◆ Your instructions: Can you convert the material into a numbered list, leaving out blank lines, starting at the line containing "lesson-card[interactable]: A.B A.B+C A+C Number" and ending after the line containing "welcome-text: Welcome Digital"?

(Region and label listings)
— start —

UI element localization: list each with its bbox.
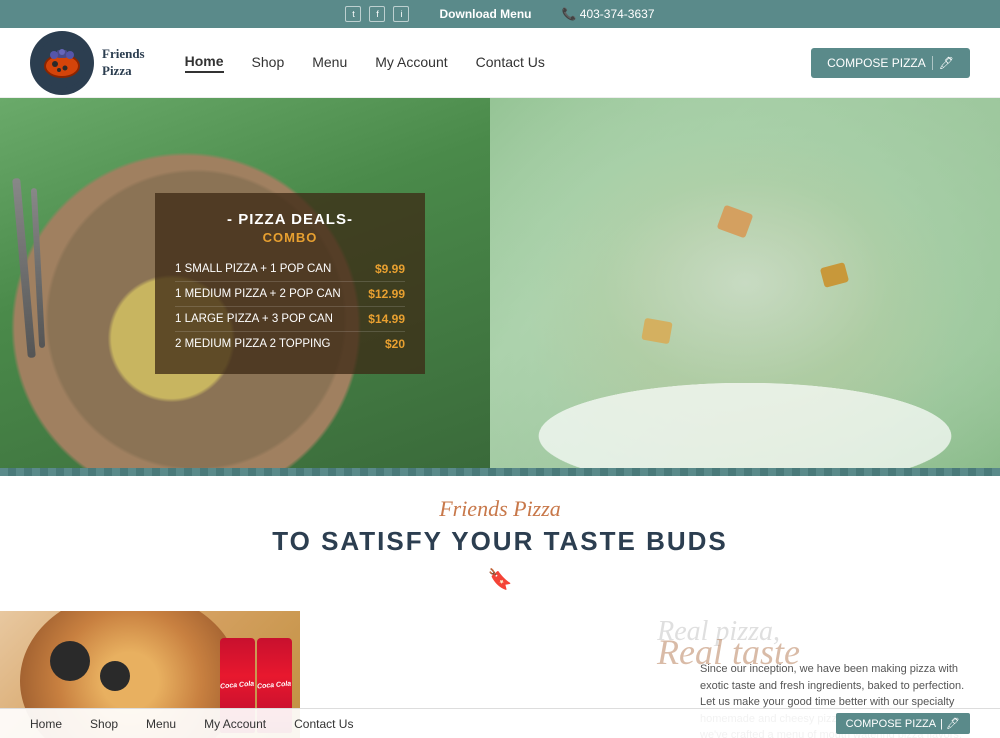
compose-label: COMPOSE PIZZA — [827, 56, 926, 70]
compose-pizza-button[interactable]: COMPOSE PIZZA 🖊 — [811, 48, 970, 78]
deals-box: - PIZZA DEALS- COMBO 1 SMALL PIZZA + 1 P… — [155, 193, 425, 374]
second-nav-account[interactable]: My Account — [204, 717, 266, 731]
phone-number: 📞 403-374-3637 — [561, 7, 654, 21]
deal-row-2: 1 MEDIUM PIZZA + 2 POP CAN $12.99 — [175, 282, 405, 307]
deal-name-4: 2 MEDIUM PIZZA 2 TOPPING — [175, 338, 331, 350]
compose-divider: 🖊 — [932, 56, 954, 70]
second-compose-button[interactable]: COMPOSE PIZZA | 🖊 — [836, 713, 970, 734]
nav-home[interactable]: Home — [185, 53, 224, 73]
logo-icon — [30, 31, 94, 95]
second-nav: Home Shop Menu My Account Contact Us COM… — [0, 708, 1000, 738]
nav-links: Home Shop Menu My Account Contact Us — [185, 53, 811, 73]
instagram-icon[interactable]: i — [393, 6, 409, 22]
nav-shop[interactable]: Shop — [252, 54, 285, 72]
nav-contact-us[interactable]: Contact Us — [476, 54, 545, 72]
social-icons: t f i — [345, 6, 409, 22]
nav-bar: Friends Pizza Home Shop Menu My Account … — [0, 28, 1000, 98]
deal-row-4: 2 MEDIUM PIZZA 2 TOPPING $20 — [175, 332, 405, 356]
nav-menu[interactable]: Menu — [312, 54, 347, 72]
bookmark-icon: 🔖 — [0, 567, 1000, 592]
deal-name-2: 1 MEDIUM PIZZA + 2 POP CAN — [175, 288, 341, 300]
second-nav-contact[interactable]: Contact Us — [294, 717, 353, 731]
separator — [0, 468, 1000, 476]
second-nav-shop[interactable]: Shop — [90, 717, 118, 731]
download-menu-link[interactable]: Download Menu — [439, 7, 531, 21]
tagline: TO SATISFY YOUR TASTE BUDS — [0, 526, 1000, 557]
deals-subtitle: COMBO — [175, 230, 405, 245]
cola-label-2: Coca Cola — [257, 681, 292, 691]
hero-section: - PIZZA DEALS- COMBO 1 SMALL PIZZA + 1 P… — [0, 98, 1000, 468]
deal-price-1: $9.99 — [365, 262, 405, 276]
logo-area: Friends Pizza — [30, 31, 145, 95]
deal-price-3: $14.99 — [365, 312, 405, 326]
second-nav-menu[interactable]: Menu — [146, 717, 176, 731]
hero-right-image — [490, 98, 1000, 468]
deal-price-4: $20 — [365, 337, 405, 351]
deal-name-3: 1 LARGE PIZZA + 3 POP CAN — [175, 313, 333, 325]
twitter-icon[interactable]: t — [345, 6, 361, 22]
deal-row-3: 1 LARGE PIZZA + 3 POP CAN $14.99 — [175, 307, 405, 332]
crouton-3 — [641, 318, 672, 345]
deal-price-2: $12.99 — [365, 287, 405, 301]
cola-label-1: Coca Cola — [220, 681, 255, 691]
logo-text: Friends Pizza — [102, 46, 145, 80]
bottom-section: Coca Cola Coca Cola Real pizza, Real tas… — [0, 611, 1000, 738]
deal-name-1: 1 SMALL PIZZA + 1 POP CAN — [175, 263, 331, 275]
second-nav-home[interactable]: Home — [30, 717, 62, 731]
brand-script: Friends Pizza — [0, 496, 1000, 522]
deals-title: - PIZZA DEALS- — [175, 211, 405, 228]
content-section: Friends Pizza TO SATISFY YOUR TASTE BUDS… — [0, 476, 1000, 611]
nav-my-account[interactable]: My Account — [375, 54, 447, 72]
facebook-icon[interactable]: f — [369, 6, 385, 22]
top-bar: t f i Download Menu 📞 403-374-3637 — [0, 0, 1000, 28]
deal-row-1: 1 SMALL PIZZA + 1 POP CAN $9.99 — [175, 257, 405, 282]
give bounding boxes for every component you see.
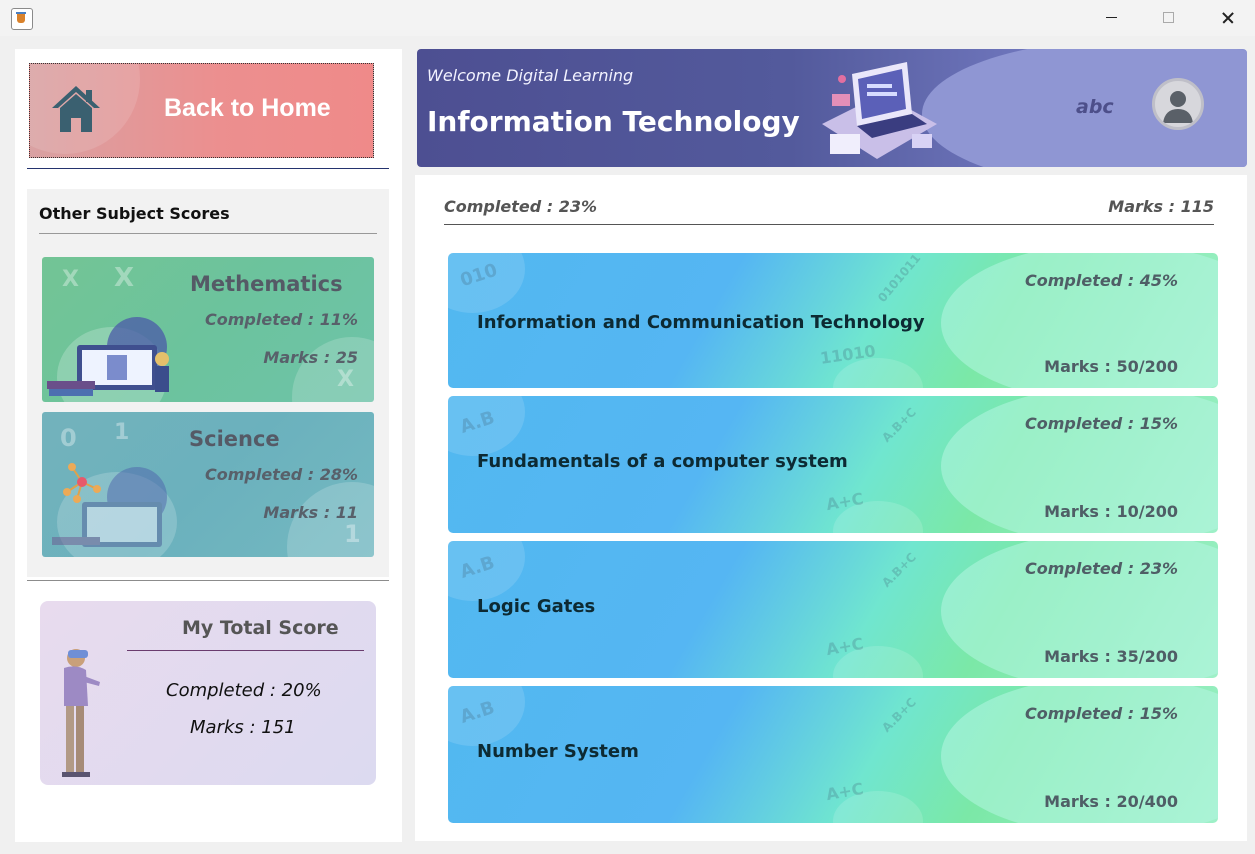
lesson-card[interactable]: A.B A.B+C A+C Number System Completed : … (448, 686, 1218, 823)
left-sidebar: Back to Home Other Subject Scores X X X … (15, 49, 402, 842)
summary-completed: Completed : 23% (444, 197, 597, 216)
page-title: Information Technology (427, 105, 800, 138)
lesson-marks: Marks : 50/200 (1044, 357, 1178, 376)
total-completed: Completed : 20% (166, 680, 322, 701)
subject-card-mathematics[interactable]: X X X Methematics Completed : 11% Marks … (42, 257, 374, 402)
other-subject-scores-title: Other Subject Scores (39, 204, 230, 223)
subject-completed: Completed : 11% (205, 310, 358, 329)
lesson-marks: Marks : 20/400 (1044, 792, 1178, 811)
total-marks: Marks : 151 (190, 717, 296, 738)
java-cup-icon (11, 8, 33, 30)
lesson-card[interactable]: A.B A.B+C A+C Logic Gates Completed : 23… (448, 541, 1218, 678)
main-content: Completed : 23% Marks : 115 010 0101011 … (415, 175, 1247, 841)
lesson-completed: Completed : 15% (1025, 704, 1178, 723)
lesson-completed: Completed : 15% (1025, 414, 1178, 433)
lesson-marks: Marks : 35/200 (1044, 647, 1178, 666)
binary-decoration: 0101011 (875, 253, 924, 305)
user-avatar-icon[interactable] (1152, 78, 1204, 130)
lesson-card[interactable]: A.B A.B+C A+C Fundamentals of a computer… (448, 396, 1218, 533)
one-decoration: 1 (344, 520, 361, 548)
username: abc (1076, 96, 1114, 118)
abc-decoration: A.B+C (879, 550, 919, 590)
x-decoration: X (114, 263, 135, 293)
one-decoration: 1 (114, 420, 130, 445)
welcome-text: Welcome Digital Learning (427, 66, 634, 85)
lesson-completed: Completed : 45% (1025, 271, 1178, 290)
molecule-illustration-icon (52, 463, 167, 547)
maximize-button[interactable] (1140, 0, 1198, 36)
subject-name: Science (189, 427, 280, 451)
x-decoration: X (337, 367, 354, 392)
lesson-marks: Marks : 10/200 (1044, 502, 1178, 521)
person-vr-illustration-icon (62, 649, 100, 777)
total-score-title: My Total Score (182, 617, 339, 639)
zero-decoration: 0 (60, 424, 77, 452)
subject-name: Methematics (190, 272, 343, 296)
abc-decoration: A.B+C (879, 405, 919, 445)
lesson-title: Fundamentals of a computer system (477, 451, 848, 472)
lesson-title: Number System (477, 741, 639, 762)
subject-marks: Marks : 11 (263, 503, 358, 522)
back-to-home-label: Back to Home (164, 94, 331, 122)
abc-decoration: A.B+C (879, 695, 919, 735)
divider (27, 168, 389, 169)
minimize-button[interactable] (1082, 0, 1140, 36)
x-decoration: X (62, 267, 79, 292)
total-score-card: My Total Score Completed : 20% Marks : 1… (40, 601, 376, 785)
divider (27, 580, 389, 581)
divider (127, 650, 364, 651)
back-to-home-button[interactable]: Back to Home (29, 63, 374, 158)
subject-marks: Marks : 25 (263, 348, 358, 367)
divider (444, 224, 1214, 225)
summary-marks: Marks : 115 (1108, 197, 1214, 216)
title-bar (0, 0, 1255, 36)
subject-completed: Completed : 28% (205, 465, 358, 484)
home-icon (52, 86, 100, 132)
other-subject-scores-panel: Other Subject Scores X X X Methematics C… (27, 189, 389, 577)
lesson-completed: Completed : 23% (1025, 559, 1178, 578)
lesson-title: Logic Gates (477, 596, 596, 617)
lesson-title: Information and Communication Technology (477, 312, 925, 333)
close-button[interactable] (1198, 0, 1255, 36)
students-illustration-icon (47, 317, 169, 396)
laptop-illustration-icon (822, 62, 937, 159)
divider (39, 233, 377, 234)
subject-card-science[interactable]: 0 1 1 Science Completed: 28% Marks: 11 (42, 412, 374, 557)
subject-header-banner: Welcome Digital Learning Information Tec… (417, 49, 1247, 167)
lesson-card[interactable]: 010 0101011 11010 Information and Commun… (448, 253, 1218, 388)
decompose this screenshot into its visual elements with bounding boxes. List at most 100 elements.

— end —

◆ Answer for this exercise:
1. lesson-card[interactable]: A.B A.B+C A+C Number System Completed : … (448, 686, 1218, 823)
2. left-sidebar: Back to Home Other Subject Scores X X X … (15, 49, 402, 842)
3. summary-completed: Completed : 23% (444, 197, 597, 216)
4. page-title: Information Technology (427, 105, 800, 138)
5. lesson-marks: Marks : 50/200 (1044, 357, 1178, 376)
6. total-completed: Completed : 20% (166, 680, 322, 701)
7. subject-card-mathematics[interactable]: X X X Methematics Completed : 11% Marks … (42, 257, 374, 402)
8. other-subject-scores-title: Other Subject Scores (39, 204, 230, 223)
9. subject-completed: Completed : 11% (205, 310, 358, 329)
10. lesson-marks: Marks : 20/400 (1044, 792, 1178, 811)
11. total-marks: Marks : 151 (190, 717, 296, 738)
12. java-cup-icon (11, 8, 33, 30)
13. lesson-card[interactable]: A.B A.B+C A+C Logic Gates Completed : 23… (448, 541, 1218, 678)
14. main-content: Completed : 23% Marks : 115 010 0101011 … (415, 175, 1247, 841)
15. lesson-completed: Completed : 15% (1025, 704, 1178, 723)
16. lesson-completed: Completed : 15% (1025, 414, 1178, 433)
17. lesson-marks: Marks : 35/200 (1044, 647, 1178, 666)
18. binary-decoration: 0101011 (875, 253, 924, 305)
19. user-avatar-icon[interactable] (1152, 78, 1204, 130)
20. lesson-card[interactable]: A.B A.B+C A+C Fundamentals of a computer… (448, 396, 1218, 533)
21. one-decoration: 1 (344, 520, 361, 548)
22. username: abc (1076, 96, 1114, 118)
23. abc-decoration: A.B+C (879, 550, 919, 590)
24. x-decoration: X (114, 263, 135, 293)
25. one-decoration: 1 (114, 420, 130, 445)
26. welcome-text: Welcome Digital Learning (427, 66, 634, 85)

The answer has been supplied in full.